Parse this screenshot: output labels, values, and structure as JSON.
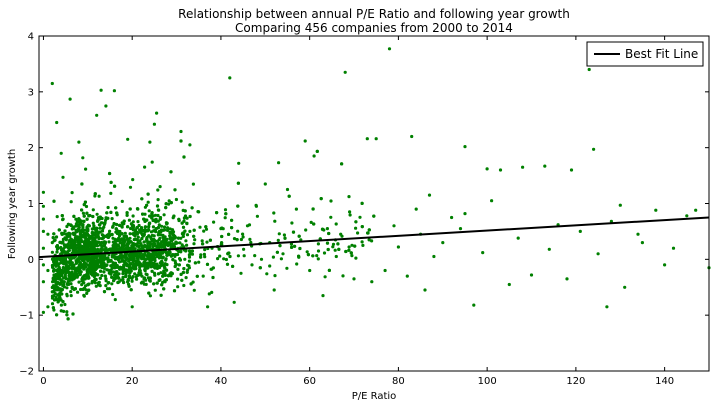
{
  "chart_data": {
    "type": "scatter",
    "title": "Relationship between annual P/E Ratio and following year growth",
    "subtitle": "Comparing 456 companies from 2000 to 2014",
    "xlabel": "P/E Ratio",
    "ylabel": "Following year growth",
    "xlim": [
      -1,
      150
    ],
    "ylim": [
      -2,
      4
    ],
    "xticks": [
      0,
      20,
      40,
      60,
      80,
      100,
      120,
      140
    ],
    "yticks": [
      -2,
      -1,
      0,
      1,
      2,
      3,
      4
    ],
    "grid": false,
    "legend_position": "top-right",
    "point_color": "#008000",
    "line_color": "#000000",
    "series": [
      {
        "kind": "scatter",
        "points": [
          [
            2,
            3.15
          ],
          [
            3,
            2.45
          ],
          [
            4,
            1.9
          ],
          [
            6,
            2.87
          ],
          [
            8,
            2.1
          ],
          [
            12,
            2.58
          ],
          [
            13,
            3.03
          ],
          [
            16,
            3.02
          ],
          [
            19,
            2.15
          ],
          [
            24,
            2.1
          ],
          [
            25,
            2.42
          ],
          [
            25.5,
            2.62
          ],
          [
            31,
            2.12
          ],
          [
            31,
            2.12
          ],
          [
            31,
            2.29
          ],
          [
            33,
            2.05
          ],
          [
            42,
            3.25
          ],
          [
            44,
            1.72
          ],
          [
            53,
            1.73
          ],
          [
            59,
            2.12
          ],
          [
            61,
            1.85
          ],
          [
            68,
            3.35
          ],
          [
            73,
            2.16
          ],
          [
            75,
            2.16
          ],
          [
            78,
            3.77
          ],
          [
            83,
            2.2
          ],
          [
            95,
            2.02
          ],
          [
            100,
            1.62
          ],
          [
            103,
            1.6
          ],
          [
            108,
            1.65
          ],
          [
            113,
            1.67
          ],
          [
            119,
            1.6
          ],
          [
            123,
            3.4
          ],
          [
            124,
            1.97
          ],
          [
            145,
            0.78
          ],
          [
            147,
            0.88
          ],
          [
            150,
            -0.15
          ],
          [
            127,
            -0.85
          ],
          [
            110,
            -0.28
          ],
          [
            97,
            -0.82
          ],
          [
            86,
            -0.55
          ],
          [
            74,
            -0.4
          ],
          [
            63,
            -0.65
          ],
          [
            52,
            -0.55
          ],
          [
            43,
            -0.77
          ],
          [
            37,
            -0.85
          ],
          [
            20,
            -0.85
          ],
          [
            0,
            -0.95
          ],
          [
            1,
            -0.85
          ],
          [
            3,
            -0.72
          ],
          [
            69,
            0.85
          ],
          [
            87,
            1.15
          ],
          [
            101,
            1.05
          ],
          [
            130,
            0.97
          ],
          [
            138,
            0.88
          ],
          [
            121,
            0.5
          ],
          [
            134,
            0.45
          ],
          [
            142,
            0.2
          ],
          [
            118,
            -0.35
          ],
          [
            131,
            -0.5
          ],
          [
            90,
            0.3
          ],
          [
            95,
            0.82
          ],
          [
            92,
            0.75
          ],
          [
            85,
            0.45
          ],
          [
            80,
            0.22
          ],
          [
            77,
            -0.2
          ],
          [
            66,
            0.05
          ],
          [
            64,
            0.55
          ],
          [
            57,
            0.9
          ],
          [
            55,
            1.25
          ],
          [
            50,
            1.35
          ],
          [
            48,
            0.95
          ],
          [
            46,
            0.6
          ],
          [
            58,
            0.35
          ],
          [
            54,
            0.1
          ],
          [
            60,
            -0.2
          ],
          [
            70,
            -0.35
          ],
          [
            82,
            -0.3
          ],
          [
            105,
            -0.45
          ],
          [
            114,
            0.18
          ],
          [
            125,
            0.1
          ],
          [
            135,
            0.3
          ],
          [
            140,
            -0.1
          ],
          [
            128,
            0.68
          ],
          [
            116,
            0.62
          ],
          [
            107,
            0.38
          ],
          [
            99,
            0.12
          ],
          [
            94,
            0.55
          ],
          [
            88,
            0.05
          ],
          [
            84,
            0.9
          ],
          [
            79,
            0.6
          ],
          [
            72,
            0.25
          ],
          [
            67,
            0.45
          ],
          [
            62,
            0.15
          ],
          [
            56,
            0.65
          ],
          [
            51,
            0.3
          ],
          [
            47,
            -0.1
          ],
          [
            45,
            0.4
          ],
          [
            40,
            0.55
          ],
          [
            38,
            0.2
          ],
          [
            36,
            -0.3
          ],
          [
            35,
            0.85
          ],
          [
            33,
            0.5
          ],
          [
            0,
            1.2
          ],
          [
            0,
            0.95
          ],
          [
            0,
            0.72
          ],
          [
            0,
            0.5
          ],
          [
            0,
            0.2
          ],
          [
            0,
            -0.1
          ],
          [
            0,
            -0.4
          ],
          [
            1,
            0.45
          ],
          [
            1,
            -0.2
          ],
          [
            2,
            0.3
          ]
        ],
        "cluster": {
          "x_mode": 16,
          "x_range": [
            2,
            45
          ],
          "y_center": 0.15,
          "y_spread": 0.32,
          "count": 2800
        }
      },
      {
        "kind": "line",
        "name": "Best Fit Line",
        "x": [
          -1,
          150
        ],
        "y": [
          0.04,
          0.75
        ]
      }
    ]
  }
}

•••••

→ WHAT TO DO
Take the entries shown above and quote them verbatim, passing over the pictures.

→ ANSWER
Parse this screenshot: output labels, values, and structure as JSON.
{
  "chart_data": {
    "type": "scatter",
    "title": "Relationship between annual P/E Ratio and following year growth",
    "subtitle": "Comparing 456 companies from 2000 to 2014",
    "xlabel": "P/E Ratio",
    "ylabel": "Following year growth",
    "xlim": [
      -1,
      150
    ],
    "ylim": [
      -2,
      4
    ],
    "xticks": [
      0,
      20,
      40,
      60,
      80,
      100,
      120,
      140
    ],
    "yticks": [
      -2,
      -1,
      0,
      1,
      2,
      3,
      4
    ],
    "grid": false,
    "legend_position": "top-right",
    "point_color": "#008000",
    "line_color": "#000000",
    "series": [
      {
        "kind": "scatter",
        "points": [
          [
            2,
            3.15
          ],
          [
            3,
            2.45
          ],
          [
            4,
            1.9
          ],
          [
            6,
            2.87
          ],
          [
            8,
            2.1
          ],
          [
            12,
            2.58
          ],
          [
            13,
            3.03
          ],
          [
            16,
            3.02
          ],
          [
            19,
            2.15
          ],
          [
            24,
            2.1
          ],
          [
            25,
            2.42
          ],
          [
            25.5,
            2.62
          ],
          [
            31,
            2.12
          ],
          [
            31,
            2.12
          ],
          [
            31,
            2.29
          ],
          [
            33,
            2.05
          ],
          [
            42,
            3.25
          ],
          [
            44,
            1.72
          ],
          [
            53,
            1.73
          ],
          [
            59,
            2.12
          ],
          [
            61,
            1.85
          ],
          [
            68,
            3.35
          ],
          [
            73,
            2.16
          ],
          [
            75,
            2.16
          ],
          [
            78,
            3.77
          ],
          [
            83,
            2.2
          ],
          [
            95,
            2.02
          ],
          [
            100,
            1.62
          ],
          [
            103,
            1.6
          ],
          [
            108,
            1.65
          ],
          [
            113,
            1.67
          ],
          [
            119,
            1.6
          ],
          [
            123,
            3.4
          ],
          [
            124,
            1.97
          ],
          [
            145,
            0.78
          ],
          [
            147,
            0.88
          ],
          [
            150,
            -0.15
          ],
          [
            127,
            -0.85
          ],
          [
            110,
            -0.28
          ],
          [
            97,
            -0.82
          ],
          [
            86,
            -0.55
          ],
          [
            74,
            -0.4
          ],
          [
            63,
            -0.65
          ],
          [
            52,
            -0.55
          ],
          [
            43,
            -0.77
          ],
          [
            37,
            -0.85
          ],
          [
            20,
            -0.85
          ],
          [
            0,
            -0.95
          ],
          [
            1,
            -0.85
          ],
          [
            3,
            -0.72
          ],
          [
            69,
            0.85
          ],
          [
            87,
            1.15
          ],
          [
            101,
            1.05
          ],
          [
            130,
            0.97
          ],
          [
            138,
            0.88
          ],
          [
            121,
            0.5
          ],
          [
            134,
            0.45
          ],
          [
            142,
            0.2
          ],
          [
            118,
            -0.35
          ],
          [
            131,
            -0.5
          ],
          [
            90,
            0.3
          ],
          [
            95,
            0.82
          ],
          [
            92,
            0.75
          ],
          [
            85,
            0.45
          ],
          [
            80,
            0.22
          ],
          [
            77,
            -0.2
          ],
          [
            66,
            0.05
          ],
          [
            64,
            0.55
          ],
          [
            57,
            0.9
          ],
          [
            55,
            1.25
          ],
          [
            50,
            1.35
          ],
          [
            48,
            0.95
          ],
          [
            46,
            0.6
          ],
          [
            58,
            0.35
          ],
          [
            54,
            0.1
          ],
          [
            60,
            -0.2
          ],
          [
            70,
            -0.35
          ],
          [
            82,
            -0.3
          ],
          [
            105,
            -0.45
          ],
          [
            114,
            0.18
          ],
          [
            125,
            0.1
          ],
          [
            135,
            0.3
          ],
          [
            140,
            -0.1
          ],
          [
            128,
            0.68
          ],
          [
            116,
            0.62
          ],
          [
            107,
            0.38
          ],
          [
            99,
            0.12
          ],
          [
            94,
            0.55
          ],
          [
            88,
            0.05
          ],
          [
            84,
            0.9
          ],
          [
            79,
            0.6
          ],
          [
            72,
            0.25
          ],
          [
            67,
            0.45
          ],
          [
            62,
            0.15
          ],
          [
            56,
            0.65
          ],
          [
            51,
            0.3
          ],
          [
            47,
            -0.1
          ],
          [
            45,
            0.4
          ],
          [
            40,
            0.55
          ],
          [
            38,
            0.2
          ],
          [
            36,
            -0.3
          ],
          [
            35,
            0.85
          ],
          [
            33,
            0.5
          ],
          [
            0,
            1.2
          ],
          [
            0,
            0.95
          ],
          [
            0,
            0.72
          ],
          [
            0,
            0.5
          ],
          [
            0,
            0.2
          ],
          [
            0,
            -0.1
          ],
          [
            0,
            -0.4
          ],
          [
            1,
            0.45
          ],
          [
            1,
            -0.2
          ],
          [
            2,
            0.3
          ]
        ],
        "cluster": {
          "x_mode": 16,
          "x_range": [
            2,
            45
          ],
          "y_center": 0.15,
          "y_spread": 0.32,
          "count": 2800
        }
      },
      {
        "kind": "line",
        "name": "Best Fit Line",
        "x": [
          -1,
          150
        ],
        "y": [
          0.04,
          0.75
        ]
      }
    ]
  }
}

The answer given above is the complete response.